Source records
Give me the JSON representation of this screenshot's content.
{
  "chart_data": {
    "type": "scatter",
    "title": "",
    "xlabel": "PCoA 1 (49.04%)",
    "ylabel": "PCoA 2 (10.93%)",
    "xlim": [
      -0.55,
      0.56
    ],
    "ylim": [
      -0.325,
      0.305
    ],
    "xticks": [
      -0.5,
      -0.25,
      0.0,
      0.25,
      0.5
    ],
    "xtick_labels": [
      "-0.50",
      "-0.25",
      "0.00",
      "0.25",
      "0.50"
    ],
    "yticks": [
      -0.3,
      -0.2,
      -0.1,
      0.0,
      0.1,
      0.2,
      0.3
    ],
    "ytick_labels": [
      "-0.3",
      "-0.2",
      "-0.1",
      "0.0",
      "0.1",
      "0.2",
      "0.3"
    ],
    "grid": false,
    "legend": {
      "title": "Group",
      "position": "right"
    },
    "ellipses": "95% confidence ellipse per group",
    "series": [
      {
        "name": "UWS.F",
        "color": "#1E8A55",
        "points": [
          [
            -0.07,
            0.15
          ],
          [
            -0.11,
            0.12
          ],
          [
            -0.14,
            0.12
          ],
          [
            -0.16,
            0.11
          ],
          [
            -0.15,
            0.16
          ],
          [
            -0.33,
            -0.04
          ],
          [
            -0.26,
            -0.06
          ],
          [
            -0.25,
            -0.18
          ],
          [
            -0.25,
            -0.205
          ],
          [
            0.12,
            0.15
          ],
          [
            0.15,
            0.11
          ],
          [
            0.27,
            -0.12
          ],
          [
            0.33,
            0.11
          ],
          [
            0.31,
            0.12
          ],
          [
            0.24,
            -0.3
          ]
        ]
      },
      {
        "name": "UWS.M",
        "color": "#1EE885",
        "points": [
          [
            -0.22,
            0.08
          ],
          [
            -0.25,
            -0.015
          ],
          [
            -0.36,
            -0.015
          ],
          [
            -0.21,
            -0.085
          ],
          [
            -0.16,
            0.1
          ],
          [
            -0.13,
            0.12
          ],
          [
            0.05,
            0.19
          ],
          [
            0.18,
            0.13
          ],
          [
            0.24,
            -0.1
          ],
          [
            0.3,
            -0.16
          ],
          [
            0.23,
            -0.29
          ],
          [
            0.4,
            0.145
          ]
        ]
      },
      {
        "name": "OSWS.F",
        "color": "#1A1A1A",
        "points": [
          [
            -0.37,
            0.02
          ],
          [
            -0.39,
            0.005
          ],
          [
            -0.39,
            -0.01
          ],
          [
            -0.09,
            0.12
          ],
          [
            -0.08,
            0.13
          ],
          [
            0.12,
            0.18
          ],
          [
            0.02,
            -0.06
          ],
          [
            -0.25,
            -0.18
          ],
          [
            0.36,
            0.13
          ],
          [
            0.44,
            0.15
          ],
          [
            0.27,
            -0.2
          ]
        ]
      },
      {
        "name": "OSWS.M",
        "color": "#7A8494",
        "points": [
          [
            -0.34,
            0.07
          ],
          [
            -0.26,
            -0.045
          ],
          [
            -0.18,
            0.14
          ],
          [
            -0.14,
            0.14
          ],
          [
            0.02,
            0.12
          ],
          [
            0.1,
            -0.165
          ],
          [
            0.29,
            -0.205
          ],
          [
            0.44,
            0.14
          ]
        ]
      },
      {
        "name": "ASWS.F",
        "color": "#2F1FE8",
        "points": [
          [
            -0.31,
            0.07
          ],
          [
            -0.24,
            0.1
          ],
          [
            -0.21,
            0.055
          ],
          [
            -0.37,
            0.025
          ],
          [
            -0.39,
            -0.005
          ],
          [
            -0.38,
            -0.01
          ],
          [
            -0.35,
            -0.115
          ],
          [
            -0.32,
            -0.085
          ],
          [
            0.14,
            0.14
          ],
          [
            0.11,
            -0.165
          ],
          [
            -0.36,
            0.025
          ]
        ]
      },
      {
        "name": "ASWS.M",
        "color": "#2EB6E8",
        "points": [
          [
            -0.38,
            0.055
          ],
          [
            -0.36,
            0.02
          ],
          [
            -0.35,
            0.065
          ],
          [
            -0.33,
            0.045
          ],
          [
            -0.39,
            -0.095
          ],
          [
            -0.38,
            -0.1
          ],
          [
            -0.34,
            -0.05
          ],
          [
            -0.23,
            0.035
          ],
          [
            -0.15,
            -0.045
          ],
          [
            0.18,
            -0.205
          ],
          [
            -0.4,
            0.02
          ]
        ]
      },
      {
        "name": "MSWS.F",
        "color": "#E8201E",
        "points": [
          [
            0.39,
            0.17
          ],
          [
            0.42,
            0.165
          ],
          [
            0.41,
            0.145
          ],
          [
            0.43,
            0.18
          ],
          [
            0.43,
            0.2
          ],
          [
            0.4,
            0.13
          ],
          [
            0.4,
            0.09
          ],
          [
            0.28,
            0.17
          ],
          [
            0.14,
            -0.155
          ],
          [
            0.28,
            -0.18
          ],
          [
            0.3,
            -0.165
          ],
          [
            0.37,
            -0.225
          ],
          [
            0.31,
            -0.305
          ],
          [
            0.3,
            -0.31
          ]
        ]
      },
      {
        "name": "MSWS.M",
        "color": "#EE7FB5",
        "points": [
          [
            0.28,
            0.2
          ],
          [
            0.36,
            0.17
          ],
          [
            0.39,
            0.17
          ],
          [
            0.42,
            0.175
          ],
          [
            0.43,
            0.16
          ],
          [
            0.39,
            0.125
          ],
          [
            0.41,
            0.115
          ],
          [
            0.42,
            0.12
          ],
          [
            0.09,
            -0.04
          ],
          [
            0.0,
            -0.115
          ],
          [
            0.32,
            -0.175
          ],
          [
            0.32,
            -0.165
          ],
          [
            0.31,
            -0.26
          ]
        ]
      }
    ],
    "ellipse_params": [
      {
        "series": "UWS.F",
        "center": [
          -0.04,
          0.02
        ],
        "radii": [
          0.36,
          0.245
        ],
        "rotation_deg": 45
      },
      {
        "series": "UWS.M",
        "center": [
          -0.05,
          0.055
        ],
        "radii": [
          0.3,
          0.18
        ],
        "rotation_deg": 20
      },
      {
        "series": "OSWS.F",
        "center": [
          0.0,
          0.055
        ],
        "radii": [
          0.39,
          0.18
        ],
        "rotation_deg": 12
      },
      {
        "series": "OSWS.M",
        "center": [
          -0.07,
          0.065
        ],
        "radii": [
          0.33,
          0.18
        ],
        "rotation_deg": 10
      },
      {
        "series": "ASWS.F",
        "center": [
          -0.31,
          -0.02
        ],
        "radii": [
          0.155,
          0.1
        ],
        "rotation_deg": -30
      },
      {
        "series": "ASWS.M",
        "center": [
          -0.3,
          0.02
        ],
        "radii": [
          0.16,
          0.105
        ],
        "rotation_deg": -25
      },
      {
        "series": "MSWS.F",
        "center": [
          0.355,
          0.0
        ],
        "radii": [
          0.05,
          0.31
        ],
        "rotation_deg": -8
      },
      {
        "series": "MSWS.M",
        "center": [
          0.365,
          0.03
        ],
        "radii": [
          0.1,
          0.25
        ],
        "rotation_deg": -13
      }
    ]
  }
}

#### [The problem]
Output the records verbatim, from the first line to the last.

#### [Final answer]
Give me the JSON representation of this screenshot's content.
{
  "chart_data": {
    "type": "scatter",
    "title": "",
    "xlabel": "PCoA 1 (49.04%)",
    "ylabel": "PCoA 2 (10.93%)",
    "xlim": [
      -0.55,
      0.56
    ],
    "ylim": [
      -0.325,
      0.305
    ],
    "xticks": [
      -0.5,
      -0.25,
      0.0,
      0.25,
      0.5
    ],
    "xtick_labels": [
      "-0.50",
      "-0.25",
      "0.00",
      "0.25",
      "0.50"
    ],
    "yticks": [
      -0.3,
      -0.2,
      -0.1,
      0.0,
      0.1,
      0.2,
      0.3
    ],
    "ytick_labels": [
      "-0.3",
      "-0.2",
      "-0.1",
      "0.0",
      "0.1",
      "0.2",
      "0.3"
    ],
    "grid": false,
    "legend": {
      "title": "Group",
      "position": "right"
    },
    "ellipses": "95% confidence ellipse per group",
    "series": [
      {
        "name": "UWS.F",
        "color": "#1E8A55",
        "points": [
          [
            -0.07,
            0.15
          ],
          [
            -0.11,
            0.12
          ],
          [
            -0.14,
            0.12
          ],
          [
            -0.16,
            0.11
          ],
          [
            -0.15,
            0.16
          ],
          [
            -0.33,
            -0.04
          ],
          [
            -0.26,
            -0.06
          ],
          [
            -0.25,
            -0.18
          ],
          [
            -0.25,
            -0.205
          ],
          [
            0.12,
            0.15
          ],
          [
            0.15,
            0.11
          ],
          [
            0.27,
            -0.12
          ],
          [
            0.33,
            0.11
          ],
          [
            0.31,
            0.12
          ],
          [
            0.24,
            -0.3
          ]
        ]
      },
      {
        "name": "UWS.M",
        "color": "#1EE885",
        "points": [
          [
            -0.22,
            0.08
          ],
          [
            -0.25,
            -0.015
          ],
          [
            -0.36,
            -0.015
          ],
          [
            -0.21,
            -0.085
          ],
          [
            -0.16,
            0.1
          ],
          [
            -0.13,
            0.12
          ],
          [
            0.05,
            0.19
          ],
          [
            0.18,
            0.13
          ],
          [
            0.24,
            -0.1
          ],
          [
            0.3,
            -0.16
          ],
          [
            0.23,
            -0.29
          ],
          [
            0.4,
            0.145
          ]
        ]
      },
      {
        "name": "OSWS.F",
        "color": "#1A1A1A",
        "points": [
          [
            -0.37,
            0.02
          ],
          [
            -0.39,
            0.005
          ],
          [
            -0.39,
            -0.01
          ],
          [
            -0.09,
            0.12
          ],
          [
            -0.08,
            0.13
          ],
          [
            0.12,
            0.18
          ],
          [
            0.02,
            -0.06
          ],
          [
            -0.25,
            -0.18
          ],
          [
            0.36,
            0.13
          ],
          [
            0.44,
            0.15
          ],
          [
            0.27,
            -0.2
          ]
        ]
      },
      {
        "name": "OSWS.M",
        "color": "#7A8494",
        "points": [
          [
            -0.34,
            0.07
          ],
          [
            -0.26,
            -0.045
          ],
          [
            -0.18,
            0.14
          ],
          [
            -0.14,
            0.14
          ],
          [
            0.02,
            0.12
          ],
          [
            0.1,
            -0.165
          ],
          [
            0.29,
            -0.205
          ],
          [
            0.44,
            0.14
          ]
        ]
      },
      {
        "name": "ASWS.F",
        "color": "#2F1FE8",
        "points": [
          [
            -0.31,
            0.07
          ],
          [
            -0.24,
            0.1
          ],
          [
            -0.21,
            0.055
          ],
          [
            -0.37,
            0.025
          ],
          [
            -0.39,
            -0.005
          ],
          [
            -0.38,
            -0.01
          ],
          [
            -0.35,
            -0.115
          ],
          [
            -0.32,
            -0.085
          ],
          [
            0.14,
            0.14
          ],
          [
            0.11,
            -0.165
          ],
          [
            -0.36,
            0.025
          ]
        ]
      },
      {
        "name": "ASWS.M",
        "color": "#2EB6E8",
        "points": [
          [
            -0.38,
            0.055
          ],
          [
            -0.36,
            0.02
          ],
          [
            -0.35,
            0.065
          ],
          [
            -0.33,
            0.045
          ],
          [
            -0.39,
            -0.095
          ],
          [
            -0.38,
            -0.1
          ],
          [
            -0.34,
            -0.05
          ],
          [
            -0.23,
            0.035
          ],
          [
            -0.15,
            -0.045
          ],
          [
            0.18,
            -0.205
          ],
          [
            -0.4,
            0.02
          ]
        ]
      },
      {
        "name": "MSWS.F",
        "color": "#E8201E",
        "points": [
          [
            0.39,
            0.17
          ],
          [
            0.42,
            0.165
          ],
          [
            0.41,
            0.145
          ],
          [
            0.43,
            0.18
          ],
          [
            0.43,
            0.2
          ],
          [
            0.4,
            0.13
          ],
          [
            0.4,
            0.09
          ],
          [
            0.28,
            0.17
          ],
          [
            0.14,
            -0.155
          ],
          [
            0.28,
            -0.18
          ],
          [
            0.3,
            -0.165
          ],
          [
            0.37,
            -0.225
          ],
          [
            0.31,
            -0.305
          ],
          [
            0.3,
            -0.31
          ]
        ]
      },
      {
        "name": "MSWS.M",
        "color": "#EE7FB5",
        "points": [
          [
            0.28,
            0.2
          ],
          [
            0.36,
            0.17
          ],
          [
            0.39,
            0.17
          ],
          [
            0.42,
            0.175
          ],
          [
            0.43,
            0.16
          ],
          [
            0.39,
            0.125
          ],
          [
            0.41,
            0.115
          ],
          [
            0.42,
            0.12
          ],
          [
            0.09,
            -0.04
          ],
          [
            0.0,
            -0.115
          ],
          [
            0.32,
            -0.175
          ],
          [
            0.32,
            -0.165
          ],
          [
            0.31,
            -0.26
          ]
        ]
      }
    ],
    "ellipse_params": [
      {
        "series": "UWS.F",
        "center": [
          -0.04,
          0.02
        ],
        "radii": [
          0.36,
          0.245
        ],
        "rotation_deg": 45
      },
      {
        "series": "UWS.M",
        "center": [
          -0.05,
          0.055
        ],
        "radii": [
          0.3,
          0.18
        ],
        "rotation_deg": 20
      },
      {
        "series": "OSWS.F",
        "center": [
          0.0,
          0.055
        ],
        "radii": [
          0.39,
          0.18
        ],
        "rotation_deg": 12
      },
      {
        "series": "OSWS.M",
        "center": [
          -0.07,
          0.065
        ],
        "radii": [
          0.33,
          0.18
        ],
        "rotation_deg": 10
      },
      {
        "series": "ASWS.F",
        "center": [
          -0.31,
          -0.02
        ],
        "radii": [
          0.155,
          0.1
        ],
        "rotation_deg": -30
      },
      {
        "series": "ASWS.M",
        "center": [
          -0.3,
          0.02
        ],
        "radii": [
          0.16,
          0.105
        ],
        "rotation_deg": -25
      },
      {
        "series": "MSWS.F",
        "center": [
          0.355,
          0.0
        ],
        "radii": [
          0.05,
          0.31
        ],
        "rotation_deg": -8
      },
      {
        "series": "MSWS.M",
        "center": [
          0.365,
          0.03
        ],
        "radii": [
          0.1,
          0.25
        ],
        "rotation_deg": -13
      }
    ]
  }
}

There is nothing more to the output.